▶ What you should do: Collect each line of the entries that holds the string "time".

▶ Source material:

— BEGIN —

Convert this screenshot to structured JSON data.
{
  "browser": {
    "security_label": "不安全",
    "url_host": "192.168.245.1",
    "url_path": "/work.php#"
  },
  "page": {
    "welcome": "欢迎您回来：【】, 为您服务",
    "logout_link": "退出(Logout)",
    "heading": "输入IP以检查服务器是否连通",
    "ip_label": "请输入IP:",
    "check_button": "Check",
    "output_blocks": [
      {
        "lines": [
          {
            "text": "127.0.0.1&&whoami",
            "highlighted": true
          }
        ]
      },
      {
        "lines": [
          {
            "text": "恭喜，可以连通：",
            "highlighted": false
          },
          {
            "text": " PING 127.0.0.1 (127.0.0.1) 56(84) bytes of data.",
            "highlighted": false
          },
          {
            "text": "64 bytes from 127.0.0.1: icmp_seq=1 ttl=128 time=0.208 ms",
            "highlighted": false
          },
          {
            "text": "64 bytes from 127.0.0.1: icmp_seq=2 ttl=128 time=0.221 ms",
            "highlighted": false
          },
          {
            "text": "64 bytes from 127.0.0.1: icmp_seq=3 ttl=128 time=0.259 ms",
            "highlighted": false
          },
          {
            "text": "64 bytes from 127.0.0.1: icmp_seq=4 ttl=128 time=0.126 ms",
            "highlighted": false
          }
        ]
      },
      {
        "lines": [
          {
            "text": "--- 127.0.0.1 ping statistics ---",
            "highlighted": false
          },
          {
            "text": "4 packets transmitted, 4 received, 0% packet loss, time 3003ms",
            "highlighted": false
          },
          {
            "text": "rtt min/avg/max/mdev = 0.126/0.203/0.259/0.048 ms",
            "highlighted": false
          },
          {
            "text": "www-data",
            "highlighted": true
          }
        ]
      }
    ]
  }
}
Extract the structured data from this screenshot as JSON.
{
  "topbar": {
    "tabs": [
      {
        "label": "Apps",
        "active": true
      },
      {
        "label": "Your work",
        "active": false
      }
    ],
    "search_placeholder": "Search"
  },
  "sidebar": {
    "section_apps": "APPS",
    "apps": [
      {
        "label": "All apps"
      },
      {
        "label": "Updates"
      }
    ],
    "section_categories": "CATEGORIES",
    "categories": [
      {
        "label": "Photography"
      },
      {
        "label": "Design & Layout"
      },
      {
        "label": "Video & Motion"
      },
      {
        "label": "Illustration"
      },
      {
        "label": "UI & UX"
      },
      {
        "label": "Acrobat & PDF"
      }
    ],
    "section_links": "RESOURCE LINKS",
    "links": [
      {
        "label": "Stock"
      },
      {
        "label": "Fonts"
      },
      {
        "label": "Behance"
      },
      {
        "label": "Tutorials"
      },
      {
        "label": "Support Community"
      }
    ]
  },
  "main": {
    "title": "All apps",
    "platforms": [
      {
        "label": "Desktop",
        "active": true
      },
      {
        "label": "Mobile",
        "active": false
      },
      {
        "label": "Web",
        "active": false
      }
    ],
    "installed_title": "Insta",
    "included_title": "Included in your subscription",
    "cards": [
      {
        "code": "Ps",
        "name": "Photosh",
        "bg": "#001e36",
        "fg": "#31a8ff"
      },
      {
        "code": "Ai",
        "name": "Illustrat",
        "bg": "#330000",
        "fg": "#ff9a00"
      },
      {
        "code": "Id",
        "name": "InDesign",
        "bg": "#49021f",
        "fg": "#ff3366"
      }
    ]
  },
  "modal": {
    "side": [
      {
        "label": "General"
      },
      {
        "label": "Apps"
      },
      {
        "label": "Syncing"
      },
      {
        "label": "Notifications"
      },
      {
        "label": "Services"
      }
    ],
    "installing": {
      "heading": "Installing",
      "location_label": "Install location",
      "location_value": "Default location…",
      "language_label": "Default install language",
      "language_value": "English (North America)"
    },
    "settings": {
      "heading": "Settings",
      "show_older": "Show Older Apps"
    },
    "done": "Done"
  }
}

— END —

▶ Complete output:
            "text": "64 bytes from 127.0.0.1: icmp_seq=1 ttl=128 time=0.208 ms",
            "text": "64 bytes from 127.0.0.1: icmp_seq=2 ttl=128 time=0.221 ms",
            "text": "64 bytes from 127.0.0.1: icmp_seq=3 ttl=128 time=0.259 ms",
            "text": "64 bytes from 127.0.0.1: icmp_seq=4 ttl=128 time=0.126 ms",
            "text": "4 packets transmitted, 4 received, 0% packet loss, time 3003ms",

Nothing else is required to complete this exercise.